### Dataset records
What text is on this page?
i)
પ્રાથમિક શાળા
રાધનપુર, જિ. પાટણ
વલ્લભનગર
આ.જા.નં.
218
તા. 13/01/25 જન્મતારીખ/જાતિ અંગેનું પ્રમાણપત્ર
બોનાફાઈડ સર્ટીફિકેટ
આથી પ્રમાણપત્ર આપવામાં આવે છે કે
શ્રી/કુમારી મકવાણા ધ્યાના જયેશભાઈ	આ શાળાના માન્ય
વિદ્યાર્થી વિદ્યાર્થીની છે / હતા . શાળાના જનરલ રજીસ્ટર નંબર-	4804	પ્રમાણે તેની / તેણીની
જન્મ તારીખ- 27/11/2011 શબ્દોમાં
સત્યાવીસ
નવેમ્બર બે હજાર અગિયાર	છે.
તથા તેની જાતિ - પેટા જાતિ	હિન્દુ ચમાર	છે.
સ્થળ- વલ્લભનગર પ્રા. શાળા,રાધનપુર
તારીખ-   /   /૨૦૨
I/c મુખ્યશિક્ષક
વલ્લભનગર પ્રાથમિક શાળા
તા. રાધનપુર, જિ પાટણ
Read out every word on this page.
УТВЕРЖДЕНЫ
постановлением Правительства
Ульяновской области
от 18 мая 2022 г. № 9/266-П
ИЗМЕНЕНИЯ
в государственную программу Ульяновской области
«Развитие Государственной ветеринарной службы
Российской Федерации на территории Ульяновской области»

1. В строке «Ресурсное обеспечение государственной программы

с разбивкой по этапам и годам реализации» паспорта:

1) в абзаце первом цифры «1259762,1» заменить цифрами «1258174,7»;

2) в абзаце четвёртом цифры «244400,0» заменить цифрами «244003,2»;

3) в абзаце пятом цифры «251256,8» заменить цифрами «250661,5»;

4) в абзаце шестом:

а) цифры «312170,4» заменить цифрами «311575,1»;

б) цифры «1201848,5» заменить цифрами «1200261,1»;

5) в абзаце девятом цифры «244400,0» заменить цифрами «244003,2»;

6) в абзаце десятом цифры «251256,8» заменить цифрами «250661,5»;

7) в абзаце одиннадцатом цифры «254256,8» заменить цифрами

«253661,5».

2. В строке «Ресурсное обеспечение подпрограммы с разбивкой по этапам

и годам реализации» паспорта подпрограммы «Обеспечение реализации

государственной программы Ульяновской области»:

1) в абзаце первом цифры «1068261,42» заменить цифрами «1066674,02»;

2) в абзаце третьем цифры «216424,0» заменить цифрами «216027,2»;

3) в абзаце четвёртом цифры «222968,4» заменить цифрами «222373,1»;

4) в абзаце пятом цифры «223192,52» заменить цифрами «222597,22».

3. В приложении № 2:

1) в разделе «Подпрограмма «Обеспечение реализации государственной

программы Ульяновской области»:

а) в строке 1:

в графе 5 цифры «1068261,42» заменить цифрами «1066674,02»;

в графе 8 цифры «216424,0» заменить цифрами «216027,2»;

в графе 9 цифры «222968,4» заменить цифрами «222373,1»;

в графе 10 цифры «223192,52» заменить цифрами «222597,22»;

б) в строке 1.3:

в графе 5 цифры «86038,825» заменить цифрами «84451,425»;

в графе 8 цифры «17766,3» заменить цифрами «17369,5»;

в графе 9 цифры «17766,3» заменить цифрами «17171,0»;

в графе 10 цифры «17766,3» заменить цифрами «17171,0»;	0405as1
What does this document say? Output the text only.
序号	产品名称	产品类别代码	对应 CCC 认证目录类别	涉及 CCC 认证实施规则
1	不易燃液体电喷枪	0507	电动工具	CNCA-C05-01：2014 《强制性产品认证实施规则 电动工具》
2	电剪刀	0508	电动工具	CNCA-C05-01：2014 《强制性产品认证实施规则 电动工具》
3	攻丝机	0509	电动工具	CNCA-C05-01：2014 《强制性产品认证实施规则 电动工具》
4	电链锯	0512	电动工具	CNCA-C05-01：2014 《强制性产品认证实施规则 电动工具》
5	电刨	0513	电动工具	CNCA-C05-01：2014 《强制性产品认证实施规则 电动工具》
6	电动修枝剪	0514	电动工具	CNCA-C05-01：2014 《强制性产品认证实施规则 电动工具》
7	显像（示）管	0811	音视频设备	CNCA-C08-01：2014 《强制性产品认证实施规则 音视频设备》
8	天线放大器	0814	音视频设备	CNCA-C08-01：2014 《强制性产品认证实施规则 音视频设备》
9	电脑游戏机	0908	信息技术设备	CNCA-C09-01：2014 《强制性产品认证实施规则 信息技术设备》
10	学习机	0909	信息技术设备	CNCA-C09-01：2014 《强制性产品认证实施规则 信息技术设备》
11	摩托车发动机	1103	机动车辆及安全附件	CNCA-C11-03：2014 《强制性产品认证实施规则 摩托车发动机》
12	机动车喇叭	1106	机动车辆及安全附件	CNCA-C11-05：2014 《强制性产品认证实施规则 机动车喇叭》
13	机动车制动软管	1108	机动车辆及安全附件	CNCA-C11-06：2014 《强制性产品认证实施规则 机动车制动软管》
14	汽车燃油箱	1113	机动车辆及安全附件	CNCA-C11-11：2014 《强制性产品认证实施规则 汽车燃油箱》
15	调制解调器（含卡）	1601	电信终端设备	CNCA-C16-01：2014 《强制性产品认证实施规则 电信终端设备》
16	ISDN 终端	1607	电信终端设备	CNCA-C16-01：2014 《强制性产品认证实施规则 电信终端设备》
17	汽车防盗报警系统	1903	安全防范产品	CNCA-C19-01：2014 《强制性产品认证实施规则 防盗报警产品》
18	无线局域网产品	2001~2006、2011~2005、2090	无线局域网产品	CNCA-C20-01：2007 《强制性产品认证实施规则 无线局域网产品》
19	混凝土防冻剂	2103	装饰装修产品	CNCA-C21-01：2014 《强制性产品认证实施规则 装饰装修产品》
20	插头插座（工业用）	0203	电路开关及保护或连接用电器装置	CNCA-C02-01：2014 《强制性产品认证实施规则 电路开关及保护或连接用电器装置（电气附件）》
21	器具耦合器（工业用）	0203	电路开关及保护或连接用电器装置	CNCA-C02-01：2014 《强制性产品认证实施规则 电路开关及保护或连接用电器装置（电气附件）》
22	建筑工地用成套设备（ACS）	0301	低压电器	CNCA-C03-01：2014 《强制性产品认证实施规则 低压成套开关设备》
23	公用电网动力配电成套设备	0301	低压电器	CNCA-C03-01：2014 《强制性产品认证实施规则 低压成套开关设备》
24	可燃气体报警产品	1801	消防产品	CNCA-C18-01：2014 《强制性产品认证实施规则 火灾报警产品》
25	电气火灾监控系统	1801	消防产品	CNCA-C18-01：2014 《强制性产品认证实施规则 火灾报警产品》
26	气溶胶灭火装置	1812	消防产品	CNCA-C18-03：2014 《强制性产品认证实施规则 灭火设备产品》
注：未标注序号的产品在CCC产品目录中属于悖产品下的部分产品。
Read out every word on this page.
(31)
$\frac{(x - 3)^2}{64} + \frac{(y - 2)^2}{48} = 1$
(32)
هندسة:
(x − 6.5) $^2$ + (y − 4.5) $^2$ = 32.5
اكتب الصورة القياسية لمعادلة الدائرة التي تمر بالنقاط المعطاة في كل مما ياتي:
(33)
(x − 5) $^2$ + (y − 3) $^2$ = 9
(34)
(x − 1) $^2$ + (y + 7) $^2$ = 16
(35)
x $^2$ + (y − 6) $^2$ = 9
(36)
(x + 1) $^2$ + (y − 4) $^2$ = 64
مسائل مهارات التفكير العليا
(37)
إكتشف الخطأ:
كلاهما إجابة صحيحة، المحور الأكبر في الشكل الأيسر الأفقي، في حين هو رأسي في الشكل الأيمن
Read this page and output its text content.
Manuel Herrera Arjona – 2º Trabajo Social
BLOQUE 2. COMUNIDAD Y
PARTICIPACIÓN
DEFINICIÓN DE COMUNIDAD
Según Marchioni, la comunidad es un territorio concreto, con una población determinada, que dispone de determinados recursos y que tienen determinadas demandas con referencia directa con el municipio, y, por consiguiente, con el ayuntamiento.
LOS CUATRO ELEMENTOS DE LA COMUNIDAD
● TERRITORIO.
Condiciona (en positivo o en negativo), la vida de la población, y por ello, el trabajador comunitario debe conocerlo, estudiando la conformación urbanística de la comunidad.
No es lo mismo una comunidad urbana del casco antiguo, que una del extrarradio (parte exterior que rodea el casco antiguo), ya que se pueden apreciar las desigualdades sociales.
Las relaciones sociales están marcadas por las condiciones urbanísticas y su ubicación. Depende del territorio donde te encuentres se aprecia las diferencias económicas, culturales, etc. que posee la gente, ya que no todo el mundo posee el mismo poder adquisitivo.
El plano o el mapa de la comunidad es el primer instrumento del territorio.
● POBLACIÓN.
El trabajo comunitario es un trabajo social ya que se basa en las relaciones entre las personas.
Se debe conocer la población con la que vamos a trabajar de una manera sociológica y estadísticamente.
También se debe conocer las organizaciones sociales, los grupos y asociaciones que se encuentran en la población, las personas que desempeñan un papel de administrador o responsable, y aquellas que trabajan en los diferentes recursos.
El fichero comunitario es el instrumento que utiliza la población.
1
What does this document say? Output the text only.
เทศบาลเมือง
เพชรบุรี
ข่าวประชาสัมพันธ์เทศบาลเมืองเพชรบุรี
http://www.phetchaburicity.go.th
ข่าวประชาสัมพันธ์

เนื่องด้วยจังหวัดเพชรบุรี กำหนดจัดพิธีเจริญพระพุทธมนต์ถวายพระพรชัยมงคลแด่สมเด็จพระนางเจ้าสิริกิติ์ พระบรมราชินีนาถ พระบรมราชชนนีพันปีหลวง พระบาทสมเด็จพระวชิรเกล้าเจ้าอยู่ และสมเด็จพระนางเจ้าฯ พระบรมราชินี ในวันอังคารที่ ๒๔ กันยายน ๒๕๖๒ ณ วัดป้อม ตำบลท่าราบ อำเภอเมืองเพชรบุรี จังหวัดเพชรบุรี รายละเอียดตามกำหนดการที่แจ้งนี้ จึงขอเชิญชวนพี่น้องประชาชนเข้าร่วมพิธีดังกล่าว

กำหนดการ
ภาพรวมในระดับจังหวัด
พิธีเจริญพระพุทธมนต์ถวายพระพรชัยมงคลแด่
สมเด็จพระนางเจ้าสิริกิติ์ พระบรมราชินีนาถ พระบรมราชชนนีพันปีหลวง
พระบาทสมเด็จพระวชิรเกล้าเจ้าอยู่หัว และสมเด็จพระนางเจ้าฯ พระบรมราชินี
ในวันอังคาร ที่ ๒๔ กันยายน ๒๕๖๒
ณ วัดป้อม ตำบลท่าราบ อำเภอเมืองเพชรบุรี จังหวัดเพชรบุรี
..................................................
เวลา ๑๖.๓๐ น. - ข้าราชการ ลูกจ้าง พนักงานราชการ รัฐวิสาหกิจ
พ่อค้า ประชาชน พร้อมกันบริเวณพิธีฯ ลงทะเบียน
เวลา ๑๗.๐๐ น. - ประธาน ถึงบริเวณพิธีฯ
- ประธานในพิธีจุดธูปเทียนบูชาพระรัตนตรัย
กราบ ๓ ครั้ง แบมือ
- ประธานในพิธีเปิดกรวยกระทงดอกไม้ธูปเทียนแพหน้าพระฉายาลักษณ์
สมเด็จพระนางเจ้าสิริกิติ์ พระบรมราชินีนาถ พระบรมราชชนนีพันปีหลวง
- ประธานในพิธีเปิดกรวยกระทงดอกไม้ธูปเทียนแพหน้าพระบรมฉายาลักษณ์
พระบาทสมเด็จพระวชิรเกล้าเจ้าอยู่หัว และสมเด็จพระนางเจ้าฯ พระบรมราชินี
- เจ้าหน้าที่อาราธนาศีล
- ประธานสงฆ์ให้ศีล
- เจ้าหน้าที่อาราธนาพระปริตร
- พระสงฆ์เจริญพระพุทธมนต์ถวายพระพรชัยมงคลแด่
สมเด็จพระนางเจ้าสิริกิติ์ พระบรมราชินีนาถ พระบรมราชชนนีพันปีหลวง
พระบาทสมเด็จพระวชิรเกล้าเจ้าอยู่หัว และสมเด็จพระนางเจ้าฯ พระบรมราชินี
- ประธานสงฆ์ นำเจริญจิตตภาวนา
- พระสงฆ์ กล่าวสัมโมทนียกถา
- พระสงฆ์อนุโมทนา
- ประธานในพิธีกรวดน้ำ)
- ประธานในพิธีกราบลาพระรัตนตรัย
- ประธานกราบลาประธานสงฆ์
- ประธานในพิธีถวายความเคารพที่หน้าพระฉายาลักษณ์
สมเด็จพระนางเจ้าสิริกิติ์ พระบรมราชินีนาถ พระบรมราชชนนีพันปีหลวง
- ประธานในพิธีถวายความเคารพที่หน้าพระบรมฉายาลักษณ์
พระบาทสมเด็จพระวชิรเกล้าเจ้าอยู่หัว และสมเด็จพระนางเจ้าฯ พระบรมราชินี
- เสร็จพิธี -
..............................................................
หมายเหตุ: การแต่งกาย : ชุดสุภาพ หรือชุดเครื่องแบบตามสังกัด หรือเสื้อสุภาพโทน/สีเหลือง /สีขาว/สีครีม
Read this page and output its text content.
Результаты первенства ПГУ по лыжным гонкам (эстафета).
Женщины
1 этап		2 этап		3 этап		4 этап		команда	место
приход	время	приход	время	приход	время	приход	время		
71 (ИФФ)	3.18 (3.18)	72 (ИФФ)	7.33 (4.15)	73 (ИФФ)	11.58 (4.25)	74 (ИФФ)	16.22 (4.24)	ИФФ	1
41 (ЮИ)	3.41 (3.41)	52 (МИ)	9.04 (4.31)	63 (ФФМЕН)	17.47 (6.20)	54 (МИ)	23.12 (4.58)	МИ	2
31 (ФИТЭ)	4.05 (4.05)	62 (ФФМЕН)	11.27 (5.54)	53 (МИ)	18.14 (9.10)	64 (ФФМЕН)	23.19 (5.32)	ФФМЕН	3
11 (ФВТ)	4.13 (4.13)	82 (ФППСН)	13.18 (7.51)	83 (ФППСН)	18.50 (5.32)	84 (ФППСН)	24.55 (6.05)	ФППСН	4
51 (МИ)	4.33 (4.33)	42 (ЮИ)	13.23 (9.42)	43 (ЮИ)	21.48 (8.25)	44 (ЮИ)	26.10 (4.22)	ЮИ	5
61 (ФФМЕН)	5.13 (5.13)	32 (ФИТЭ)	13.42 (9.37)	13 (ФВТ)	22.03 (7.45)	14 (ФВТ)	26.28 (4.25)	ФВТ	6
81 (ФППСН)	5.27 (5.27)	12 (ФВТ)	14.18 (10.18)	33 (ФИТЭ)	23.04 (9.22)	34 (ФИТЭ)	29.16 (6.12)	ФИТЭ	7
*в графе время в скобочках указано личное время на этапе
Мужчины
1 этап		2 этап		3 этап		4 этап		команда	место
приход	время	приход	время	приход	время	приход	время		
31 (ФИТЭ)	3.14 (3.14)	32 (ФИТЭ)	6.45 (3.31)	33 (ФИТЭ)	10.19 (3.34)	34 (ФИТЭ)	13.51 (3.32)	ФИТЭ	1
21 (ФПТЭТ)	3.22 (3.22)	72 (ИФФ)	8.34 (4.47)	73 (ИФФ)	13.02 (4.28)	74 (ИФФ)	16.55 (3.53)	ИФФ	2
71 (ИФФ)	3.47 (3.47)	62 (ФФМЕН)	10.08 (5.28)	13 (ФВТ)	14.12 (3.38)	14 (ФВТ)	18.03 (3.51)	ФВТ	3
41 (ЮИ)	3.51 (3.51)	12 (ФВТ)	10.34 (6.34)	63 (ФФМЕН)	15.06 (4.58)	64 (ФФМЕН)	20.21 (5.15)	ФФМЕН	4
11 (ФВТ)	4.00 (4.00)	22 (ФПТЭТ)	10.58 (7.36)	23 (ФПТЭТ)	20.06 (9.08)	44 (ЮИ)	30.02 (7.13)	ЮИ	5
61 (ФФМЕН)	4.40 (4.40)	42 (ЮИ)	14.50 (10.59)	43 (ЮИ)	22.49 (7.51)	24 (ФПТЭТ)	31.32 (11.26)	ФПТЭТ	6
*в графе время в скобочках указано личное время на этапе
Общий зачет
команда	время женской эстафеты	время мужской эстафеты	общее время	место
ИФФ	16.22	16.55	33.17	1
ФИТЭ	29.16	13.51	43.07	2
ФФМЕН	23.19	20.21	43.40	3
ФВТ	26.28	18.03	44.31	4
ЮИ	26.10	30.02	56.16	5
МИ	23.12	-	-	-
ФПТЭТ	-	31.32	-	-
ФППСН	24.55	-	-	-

### Directions
Copy every line from the entries that contains the word "电气附件".

### Full output
20	插头插座（工业用）	0203	电路开关及保护或连接用电器装置	CNCA-C02-01：2014 《强制性产品认证实施规则 电路开关及保护或连接用电器装置（电气附件）》
21	器具耦合器（工业用）	0203	电路开关及保护或连接用电器装置	CNCA-C02-01：2014 《强制性产品认证实施规则 电路开关及保护或连接用电器装置（电气附件）》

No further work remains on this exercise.